## start Data shown
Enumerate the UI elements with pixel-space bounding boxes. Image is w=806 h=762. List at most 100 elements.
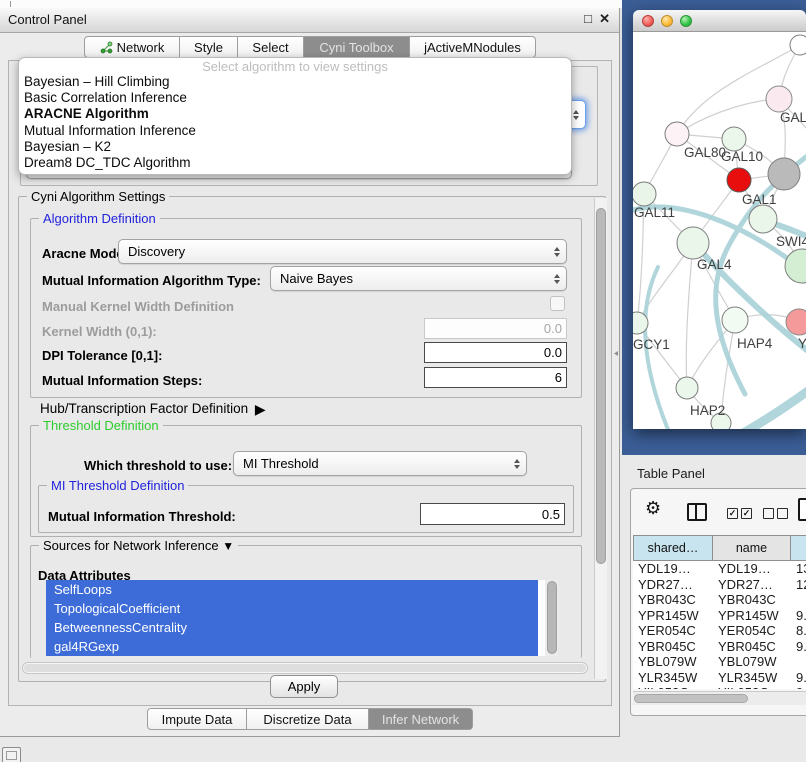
checked-checkbox-icon[interactable]: ✓ [727,508,738,519]
settings-vertical-scrollbar[interactable] [594,198,607,679]
mi-steps-field[interactable] [424,367,567,388]
cell-value: 13 [791,561,806,577]
tab-jactivemnodules[interactable]: jActiveMNodules [410,36,536,58]
network-window-titlebar[interactable] [633,10,806,32]
cell-name: YBR043C [713,592,791,608]
cell-value: 8. [791,623,806,639]
which-threshold-combo[interactable]: MI Threshold [233,451,527,476]
table-row[interactable]: YBL079W YBL079W [633,654,806,670]
column-header-name[interactable]: name [713,535,791,561]
node-labels: GAL GAL80 GAL10 GAL1 GAL11 SWI4 GAL4 GCY… [633,110,806,418]
minimized-panel-icon[interactable] [2,747,21,762]
dropdown-item[interactable]: Bayesian – K2 [19,139,571,155]
algorithm-definition-title: Algorithm Definition [39,211,160,226]
node-red[interactable] [727,168,751,192]
tab-style[interactable]: Style [180,36,238,58]
scrollbar-thumb[interactable] [634,694,748,703]
dropdown-item[interactable]: Dream8 DC_TDC Algorithm [19,155,571,171]
node-hap4[interactable] [722,307,748,333]
settings-horizontal-scrollbar[interactable] [22,662,588,674]
expanded-arrow-icon[interactable]: ▼ [222,539,234,553]
tab-select[interactable]: Select [238,36,304,58]
tab-infer-network[interactable]: Infer Network [369,708,473,730]
dropdown-item-selected[interactable]: ARACNE Algorithm [19,106,571,122]
gear-icon[interactable]: ⚙ [645,498,661,519]
tab-style-label: Style [194,37,223,58]
tab-discretize-data-label: Discretize Data [263,709,351,730]
column-header-third[interactable]: A [791,535,806,561]
apply-button[interactable]: Apply [270,675,338,698]
tab-network-label: Network [117,37,165,58]
unchecked-checkbox-icon[interactable] [763,508,774,519]
node-gal80[interactable] [665,122,689,146]
table-row[interactable]: YBR043C YBR043C [633,592,806,608]
table-row[interactable]: YPR145W YPR145W 9. [633,608,806,624]
minimize-window-icon[interactable] [661,15,673,27]
data-attributes-list[interactable]: SelfLoops TopologicalCoefficient Between… [46,580,558,656]
table-row[interactable]: YIL052C YIL052C 9 [633,685,806,689]
scrollbar-thumb[interactable] [596,208,606,564]
dropdown-item[interactable]: Mutual Information Inference [19,123,571,139]
aracne-mode-combo[interactable]: Discovery [118,239,567,264]
aracne-mode-label: Aracne Mode: [42,246,128,261]
list-vertical-scrollbar[interactable] [545,580,558,656]
mi-threshold-field[interactable] [420,503,565,525]
dropdown-item[interactable]: Bayesian – Hill Climbing [19,74,571,90]
column-header-shared-name[interactable]: shared… [633,535,713,561]
table-row[interactable]: YDL19… YDL19… 13 [633,561,806,577]
tab-discretize-data[interactable]: Discretize Data [247,708,369,730]
kernel-width-field[interactable] [424,318,567,339]
close-panel-icon[interactable]: ✕ [599,11,610,27]
node-gal4[interactable] [677,227,709,259]
table-row[interactable]: YBR045C YBR045C 9. [633,639,806,655]
cell-name: YPR145W [713,608,791,624]
cell-shared-name: YIL052C [633,685,713,689]
node-gal11[interactable] [633,182,656,206]
tab-network[interactable]: Network [84,36,180,58]
list-item-selected[interactable]: gal4RGexp [46,637,538,656]
cell-shared-name: YBR043C [633,592,713,608]
node-gal1[interactable] [749,205,777,233]
tab-impute-data-label: Impute Data [162,709,233,730]
node-gal-pink[interactable] [766,86,792,112]
tab-jactivemnodules-label: jActiveMNodules [424,37,521,58]
list-item-selected[interactable]: SelfLoops [46,580,538,599]
scrollbar-thumb[interactable] [24,664,586,672]
hub-section-toggle[interactable]: Hub/Transcription Factor Definition ▶ [40,400,263,417]
unchecked-checkbox-icon[interactable] [777,508,788,519]
close-window-icon[interactable] [642,15,654,27]
node-swi4[interactable] [785,249,806,283]
tab-impute-data[interactable]: Impute Data [147,708,247,730]
checked-checkbox-icon[interactable]: ✓ [741,508,752,519]
tab-cyni-toolbox[interactable]: Cyni Toolbox [304,36,410,58]
manual-kernel-checkbox[interactable] [550,296,565,311]
cell-name: YBR045C [713,639,791,655]
table-row[interactable]: YDR27… YDR27… 12 [633,577,806,593]
dropdown-placeholder: Select algorithm to view settings [19,59,571,74]
cell-name: YER054C [713,623,791,639]
scrollbar-thumb[interactable] [547,581,557,654]
dpi-tolerance-label: DPI Tolerance [0,1]: [42,348,162,363]
list-item-selected[interactable]: TopologicalCoefficient [46,599,538,618]
function-builder-icon[interactable] [798,498,806,521]
node-hap2[interactable] [676,377,698,399]
node-gray[interactable] [768,158,800,190]
float-window-icon[interactable]: □ [584,11,592,26]
columns-icon[interactable] [687,503,707,521]
dropdown-item[interactable]: Basic Correlation Inference [19,90,571,106]
node-unlabeled[interactable] [790,35,806,55]
table-row[interactable]: YLR345W YLR345W 9. [633,670,806,686]
table-horizontal-scrollbar[interactable] [633,691,806,705]
mi-algorithm-type-combo[interactable]: Naive Bayes [270,266,567,291]
zoom-window-icon[interactable] [680,15,692,27]
kernel-width-label: Kernel Width (0,1): [42,324,157,339]
cell-shared-name: YDR27… [633,577,713,593]
network-canvas[interactable]: GAL GAL80 GAL10 GAL1 GAL11 SWI4 GAL4 GCY… [633,32,806,429]
right-panel: GAL GAL80 GAL10 GAL1 GAL11 SWI4 GAL4 GCY… [620,0,806,762]
node-salmon[interactable] [786,309,806,335]
dpi-tolerance-field[interactable] [424,342,567,363]
list-item-selected[interactable]: BetweennessCentrality [46,618,538,637]
combo-arrows-icon [514,459,520,469]
mi-threshold-group-title: MI Threshold Definition [47,478,188,493]
table-row[interactable]: YER054C YER054C 8. [633,623,806,639]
## end Data shown
__Required work__: Echo the data lines verbatim, starting with the line containing "checked-checkbox-icon[interactable]: ✓ [727,508,738,519]" and continuing through the line containing "tab-style[interactable]: Style [180,36,238,58]", both included.

__Task response__:
checked-checkbox-icon[interactable]: ✓ [727,508,738,519]
settings-vertical-scrollbar[interactable] [594,198,607,679]
mi-steps-field[interactable] [424,367,567,388]
cell-value: 13 [791,561,806,577]
tab-jactivemnodules[interactable]: jActiveMNodules [410,36,536,58]
network-window-titlebar[interactable] [633,10,806,32]
cell-name: YBR043C [713,592,791,608]
cell-value: 8. [791,623,806,639]
which-threshold-combo[interactable]: MI Threshold [233,451,527,476]
table-row[interactable]: YBL079W YBL079W [633,654,806,670]
column-header-name[interactable]: name [713,535,791,561]
node-labels: GAL GAL80 GAL10 GAL1 GAL11 SWI4 GAL4 GCY… [633,110,806,418]
minimized-panel-icon[interactable] [2,747,21,762]
dropdown-item[interactable]: Bayesian – K2 [19,139,571,155]
algorithm-definition-title: Algorithm Definition [39,211,160,226]
node-red[interactable] [727,168,751,192]
tab-style[interactable]: Style [180,36,238,58]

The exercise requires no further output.